#### Required task
Copy out each line featuring the string "Approver" from the entries beneath.

#### Available records
++++++++++

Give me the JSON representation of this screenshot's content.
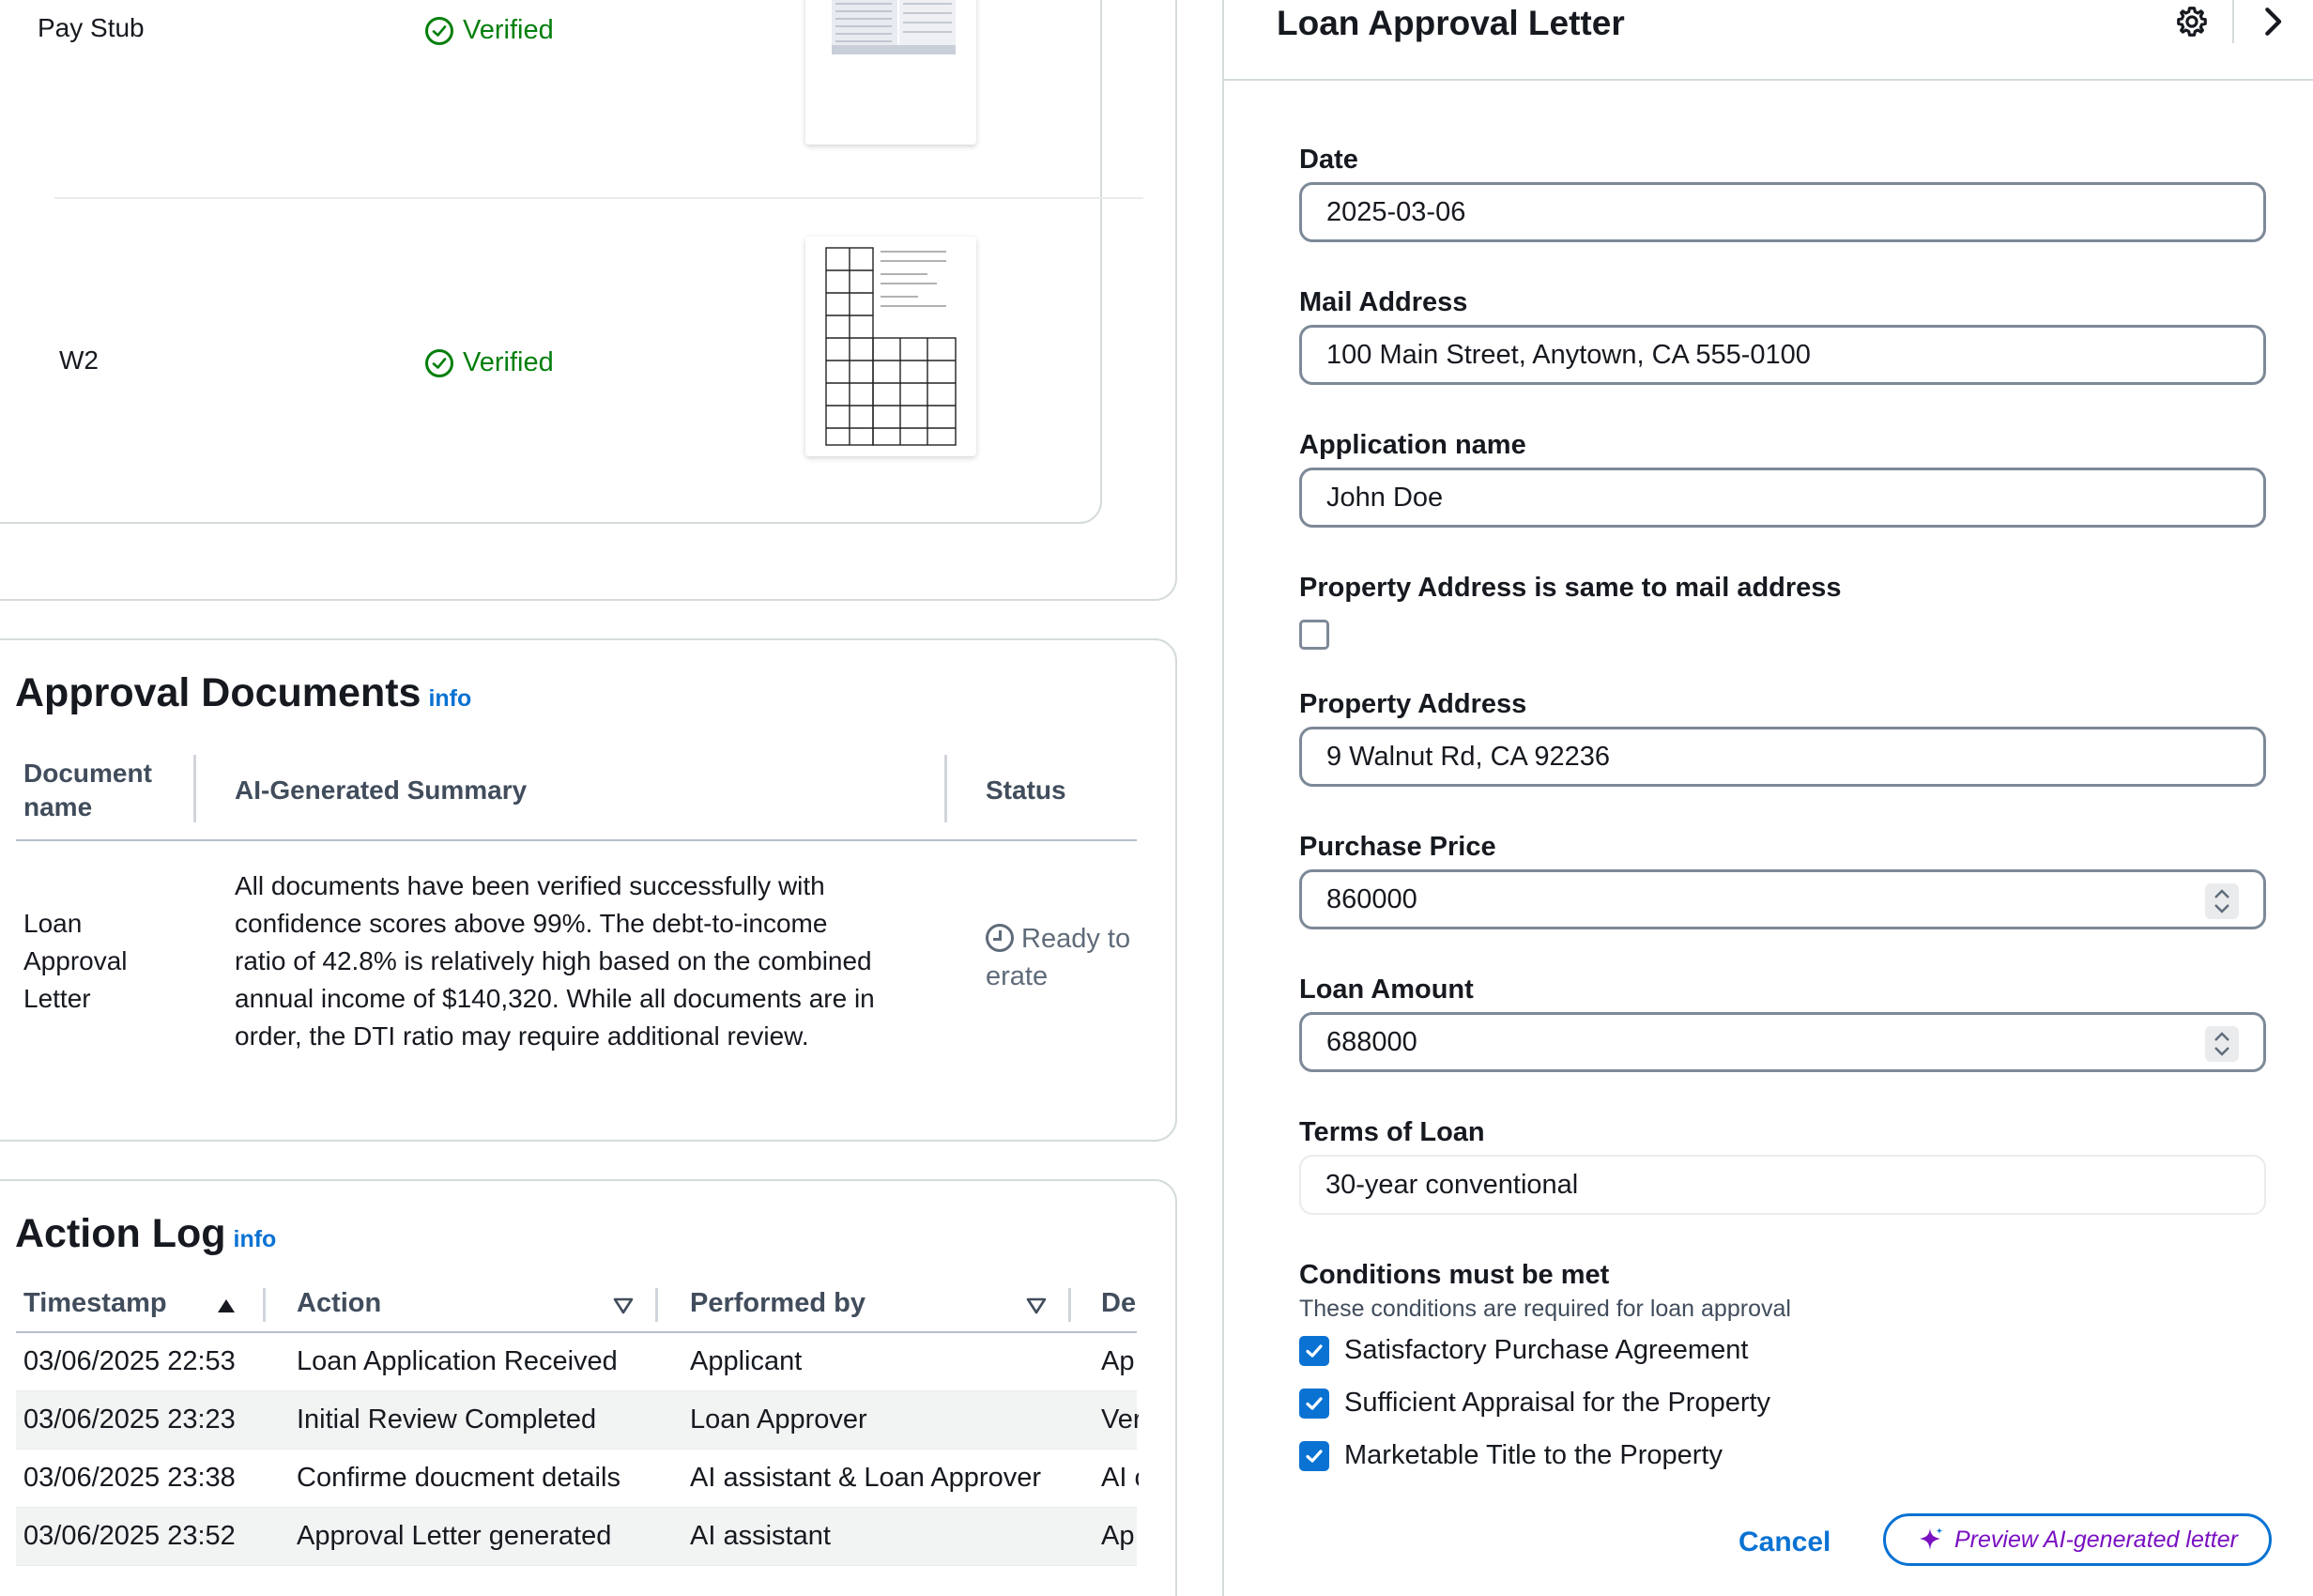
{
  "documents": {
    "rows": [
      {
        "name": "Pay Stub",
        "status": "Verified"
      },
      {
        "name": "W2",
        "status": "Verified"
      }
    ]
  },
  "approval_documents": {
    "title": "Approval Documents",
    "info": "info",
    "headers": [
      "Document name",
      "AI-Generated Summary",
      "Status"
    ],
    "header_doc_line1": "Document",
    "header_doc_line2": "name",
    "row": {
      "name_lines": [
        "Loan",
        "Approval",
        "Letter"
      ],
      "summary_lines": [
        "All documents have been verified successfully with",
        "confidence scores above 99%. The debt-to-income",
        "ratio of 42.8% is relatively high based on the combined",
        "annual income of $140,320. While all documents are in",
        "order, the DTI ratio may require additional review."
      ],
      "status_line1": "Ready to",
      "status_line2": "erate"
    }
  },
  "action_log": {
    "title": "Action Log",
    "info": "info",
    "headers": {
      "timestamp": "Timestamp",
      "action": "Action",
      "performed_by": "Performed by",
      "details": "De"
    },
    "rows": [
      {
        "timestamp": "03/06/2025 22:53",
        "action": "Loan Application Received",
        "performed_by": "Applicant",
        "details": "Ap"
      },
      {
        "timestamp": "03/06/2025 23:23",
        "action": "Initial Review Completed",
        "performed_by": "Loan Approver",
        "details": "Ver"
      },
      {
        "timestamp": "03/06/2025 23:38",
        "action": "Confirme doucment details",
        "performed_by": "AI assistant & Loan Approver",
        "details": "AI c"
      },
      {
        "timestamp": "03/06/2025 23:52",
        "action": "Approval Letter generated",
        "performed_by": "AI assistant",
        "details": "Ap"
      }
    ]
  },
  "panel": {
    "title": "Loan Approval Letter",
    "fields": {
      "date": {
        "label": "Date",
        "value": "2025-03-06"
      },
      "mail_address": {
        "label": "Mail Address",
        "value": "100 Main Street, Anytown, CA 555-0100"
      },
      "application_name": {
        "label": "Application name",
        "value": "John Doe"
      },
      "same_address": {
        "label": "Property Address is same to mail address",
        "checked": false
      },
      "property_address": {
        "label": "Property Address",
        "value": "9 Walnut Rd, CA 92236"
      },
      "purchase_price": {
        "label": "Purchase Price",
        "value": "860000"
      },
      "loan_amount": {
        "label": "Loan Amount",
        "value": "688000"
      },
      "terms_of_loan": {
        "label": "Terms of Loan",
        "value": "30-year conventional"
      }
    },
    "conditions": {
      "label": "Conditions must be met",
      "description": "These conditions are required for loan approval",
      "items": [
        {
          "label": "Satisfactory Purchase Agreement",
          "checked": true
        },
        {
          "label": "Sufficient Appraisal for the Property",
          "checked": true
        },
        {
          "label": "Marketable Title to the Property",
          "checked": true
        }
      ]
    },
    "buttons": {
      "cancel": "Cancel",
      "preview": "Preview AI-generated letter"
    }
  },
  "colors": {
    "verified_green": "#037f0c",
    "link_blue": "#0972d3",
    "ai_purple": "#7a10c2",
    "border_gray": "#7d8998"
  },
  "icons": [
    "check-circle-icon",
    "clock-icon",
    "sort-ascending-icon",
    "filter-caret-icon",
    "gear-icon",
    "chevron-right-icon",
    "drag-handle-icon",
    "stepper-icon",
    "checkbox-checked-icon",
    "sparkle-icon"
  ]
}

++++++++++

#### Solution
        "performed_by": "Loan Approver",
        "performed_by": "AI assistant & Loan Approver",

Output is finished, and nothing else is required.